===== DATA SECTION
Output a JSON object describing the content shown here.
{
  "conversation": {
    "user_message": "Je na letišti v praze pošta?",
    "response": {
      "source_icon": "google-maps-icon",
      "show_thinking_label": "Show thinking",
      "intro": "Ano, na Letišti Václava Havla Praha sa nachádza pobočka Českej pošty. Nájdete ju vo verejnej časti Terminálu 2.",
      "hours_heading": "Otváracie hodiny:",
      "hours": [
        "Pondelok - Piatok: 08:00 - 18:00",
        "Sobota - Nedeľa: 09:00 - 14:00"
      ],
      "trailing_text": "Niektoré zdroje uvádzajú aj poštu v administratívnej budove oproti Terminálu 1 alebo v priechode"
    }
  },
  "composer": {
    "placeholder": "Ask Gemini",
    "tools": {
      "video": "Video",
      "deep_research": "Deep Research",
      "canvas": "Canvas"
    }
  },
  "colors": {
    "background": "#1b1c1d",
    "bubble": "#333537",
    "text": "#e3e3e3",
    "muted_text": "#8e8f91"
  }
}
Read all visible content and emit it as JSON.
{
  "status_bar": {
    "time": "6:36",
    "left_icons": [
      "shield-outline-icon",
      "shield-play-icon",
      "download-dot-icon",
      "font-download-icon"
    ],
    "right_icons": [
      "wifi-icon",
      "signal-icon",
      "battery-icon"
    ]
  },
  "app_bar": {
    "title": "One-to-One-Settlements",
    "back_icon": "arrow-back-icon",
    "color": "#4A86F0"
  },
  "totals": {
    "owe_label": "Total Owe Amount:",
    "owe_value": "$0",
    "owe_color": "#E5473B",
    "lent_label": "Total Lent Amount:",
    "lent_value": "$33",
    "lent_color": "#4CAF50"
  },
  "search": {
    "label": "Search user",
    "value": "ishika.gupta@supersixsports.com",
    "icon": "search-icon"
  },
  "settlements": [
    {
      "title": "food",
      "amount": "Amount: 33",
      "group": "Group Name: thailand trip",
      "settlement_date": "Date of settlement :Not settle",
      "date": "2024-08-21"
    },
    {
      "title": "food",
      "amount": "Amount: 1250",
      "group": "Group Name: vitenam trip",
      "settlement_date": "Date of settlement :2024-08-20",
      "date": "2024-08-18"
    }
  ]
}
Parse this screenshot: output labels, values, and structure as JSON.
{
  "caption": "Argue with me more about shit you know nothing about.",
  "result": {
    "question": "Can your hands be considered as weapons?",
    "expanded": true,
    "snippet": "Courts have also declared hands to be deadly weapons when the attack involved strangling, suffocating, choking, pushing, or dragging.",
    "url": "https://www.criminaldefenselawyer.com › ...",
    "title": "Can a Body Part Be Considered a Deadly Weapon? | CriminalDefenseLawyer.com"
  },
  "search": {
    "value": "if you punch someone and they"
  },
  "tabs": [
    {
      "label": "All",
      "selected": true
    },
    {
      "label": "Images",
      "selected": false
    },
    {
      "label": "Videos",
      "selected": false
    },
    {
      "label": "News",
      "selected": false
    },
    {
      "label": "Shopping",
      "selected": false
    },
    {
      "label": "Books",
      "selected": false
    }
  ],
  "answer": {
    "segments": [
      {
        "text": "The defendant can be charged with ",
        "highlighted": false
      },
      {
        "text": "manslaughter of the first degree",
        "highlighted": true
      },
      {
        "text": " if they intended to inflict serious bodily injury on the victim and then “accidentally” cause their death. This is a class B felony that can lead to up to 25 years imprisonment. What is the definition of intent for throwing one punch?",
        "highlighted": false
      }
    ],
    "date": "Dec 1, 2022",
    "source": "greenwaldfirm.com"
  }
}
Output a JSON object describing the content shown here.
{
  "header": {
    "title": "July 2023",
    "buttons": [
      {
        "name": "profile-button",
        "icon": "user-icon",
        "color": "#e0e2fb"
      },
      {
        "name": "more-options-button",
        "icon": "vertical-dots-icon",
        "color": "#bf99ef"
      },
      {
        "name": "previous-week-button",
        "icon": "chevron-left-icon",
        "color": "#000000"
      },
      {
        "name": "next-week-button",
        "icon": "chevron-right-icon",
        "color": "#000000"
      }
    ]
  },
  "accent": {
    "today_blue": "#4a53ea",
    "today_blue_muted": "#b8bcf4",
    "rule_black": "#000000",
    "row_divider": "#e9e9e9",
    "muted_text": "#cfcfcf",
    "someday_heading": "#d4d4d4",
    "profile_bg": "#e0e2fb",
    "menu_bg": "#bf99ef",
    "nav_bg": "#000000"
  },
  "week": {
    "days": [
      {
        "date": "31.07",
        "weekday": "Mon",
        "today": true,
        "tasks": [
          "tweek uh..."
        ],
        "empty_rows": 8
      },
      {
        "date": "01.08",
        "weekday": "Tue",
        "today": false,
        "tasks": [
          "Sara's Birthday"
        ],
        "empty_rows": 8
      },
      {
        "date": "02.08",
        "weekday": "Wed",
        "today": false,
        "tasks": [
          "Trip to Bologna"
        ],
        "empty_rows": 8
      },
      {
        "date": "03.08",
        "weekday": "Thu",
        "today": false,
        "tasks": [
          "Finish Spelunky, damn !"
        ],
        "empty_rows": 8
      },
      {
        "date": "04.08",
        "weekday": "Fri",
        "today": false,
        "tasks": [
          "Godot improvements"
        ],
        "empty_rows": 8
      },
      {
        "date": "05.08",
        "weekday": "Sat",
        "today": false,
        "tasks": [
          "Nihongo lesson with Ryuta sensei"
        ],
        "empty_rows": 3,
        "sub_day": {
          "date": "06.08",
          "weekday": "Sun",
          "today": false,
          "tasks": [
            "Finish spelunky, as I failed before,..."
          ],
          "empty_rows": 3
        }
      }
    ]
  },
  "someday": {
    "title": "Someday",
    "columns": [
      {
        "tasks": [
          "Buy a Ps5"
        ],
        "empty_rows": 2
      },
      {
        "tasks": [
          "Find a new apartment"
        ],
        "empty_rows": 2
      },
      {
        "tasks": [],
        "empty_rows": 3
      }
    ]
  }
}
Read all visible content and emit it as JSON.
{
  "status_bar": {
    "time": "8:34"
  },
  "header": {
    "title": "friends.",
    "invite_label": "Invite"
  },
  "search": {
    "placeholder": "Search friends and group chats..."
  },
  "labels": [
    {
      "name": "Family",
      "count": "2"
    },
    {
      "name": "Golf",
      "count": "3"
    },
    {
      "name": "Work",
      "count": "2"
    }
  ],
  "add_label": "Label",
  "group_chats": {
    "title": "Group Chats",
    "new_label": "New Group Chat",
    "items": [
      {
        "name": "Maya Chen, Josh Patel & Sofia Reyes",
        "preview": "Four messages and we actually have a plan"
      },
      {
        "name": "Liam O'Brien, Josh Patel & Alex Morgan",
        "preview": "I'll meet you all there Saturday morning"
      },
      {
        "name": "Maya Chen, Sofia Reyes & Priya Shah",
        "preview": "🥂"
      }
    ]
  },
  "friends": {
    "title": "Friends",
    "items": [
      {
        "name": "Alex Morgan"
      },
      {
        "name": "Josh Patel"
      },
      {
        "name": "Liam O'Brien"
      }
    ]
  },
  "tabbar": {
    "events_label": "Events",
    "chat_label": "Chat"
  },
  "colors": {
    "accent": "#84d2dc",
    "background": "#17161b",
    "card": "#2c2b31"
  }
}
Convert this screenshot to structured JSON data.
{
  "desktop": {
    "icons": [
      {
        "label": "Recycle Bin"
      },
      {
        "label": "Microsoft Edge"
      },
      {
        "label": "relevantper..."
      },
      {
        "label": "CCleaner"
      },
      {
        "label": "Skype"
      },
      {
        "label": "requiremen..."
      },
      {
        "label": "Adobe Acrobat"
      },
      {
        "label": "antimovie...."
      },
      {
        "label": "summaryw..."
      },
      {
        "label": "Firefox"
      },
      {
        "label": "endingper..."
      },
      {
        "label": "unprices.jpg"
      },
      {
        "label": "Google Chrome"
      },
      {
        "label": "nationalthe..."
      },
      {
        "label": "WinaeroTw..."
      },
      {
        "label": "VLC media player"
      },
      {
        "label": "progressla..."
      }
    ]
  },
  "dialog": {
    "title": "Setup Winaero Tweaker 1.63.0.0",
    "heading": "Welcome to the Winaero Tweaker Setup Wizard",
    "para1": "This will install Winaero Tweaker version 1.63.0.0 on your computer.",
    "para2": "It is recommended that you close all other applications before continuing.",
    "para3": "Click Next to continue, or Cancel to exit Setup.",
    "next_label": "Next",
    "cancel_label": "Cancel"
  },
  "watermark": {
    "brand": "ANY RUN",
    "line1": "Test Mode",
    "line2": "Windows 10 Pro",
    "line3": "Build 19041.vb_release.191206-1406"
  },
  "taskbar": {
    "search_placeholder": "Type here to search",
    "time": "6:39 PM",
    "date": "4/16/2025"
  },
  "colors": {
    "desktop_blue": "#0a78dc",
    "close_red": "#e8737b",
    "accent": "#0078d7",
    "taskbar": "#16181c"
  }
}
==========
**PROBLEM DETAILS**
Everything from the line containing "Convert this screenshot" through the last line of the records must be given again exactly; leave out all other lines.

**TASK RESPONSE**
Convert this screenshot to structured JSON data.
{
  "desktop": {
    "icons": [
      {
        "label": "Recycle Bin"
      },
      {
        "label": "Microsoft Edge"
      },
      {
        "label": "relevantper..."
      },
      {
        "label": "CCleaner"
      },
      {
        "label": "Skype"
      },
      {
        "label": "requiremen..."
      },
      {
        "label": "Adobe Acrobat"
      },
      {
        "label": "antimovie...."
      },
      {
        "label": "summaryw..."
      },
      {
        "label": "Firefox"
      },
      {
        "label": "endingper..."
      },
      {
        "label": "unprices.jpg"
      },
      {
        "label": "Google Chrome"
      },
      {
        "label": "nationalthe..."
      },
      {
        "label": "WinaeroTw..."
      },
      {
        "label": "VLC media player"
      },
      {
        "label": "progressla..."
      }
    ]
  },
  "dialog": {
    "title": "Setup Winaero Tweaker 1.63.0.0",
    "heading": "Welcome to the Winaero Tweaker Setup Wizard",
    "para1": "This will install Winaero Tweaker version 1.63.0.0 on your computer.",
    "para2": "It is recommended that you close all other applications before continuing.",
    "para3": "Click Next to continue, or Cancel to exit Setup.",
    "next_label": "Next",
    "cancel_label": "Cancel"
  },
  "watermark": {
    "brand": "ANY RUN",
    "line1": "Test Mode",
    "line2": "Windows 10 Pro",
    "line3": "Build 19041.vb_release.191206-1406"
  },
  "taskbar": {
    "search_placeholder": "Type here to search",
    "time": "6:39 PM",
    "date": "4/16/2025"
  },
  "colors": {
    "desktop_blue": "#0a78dc",
    "close_red": "#e8737b",
    "accent": "#0078d7",
    "taskbar": "#16181c"
  }
}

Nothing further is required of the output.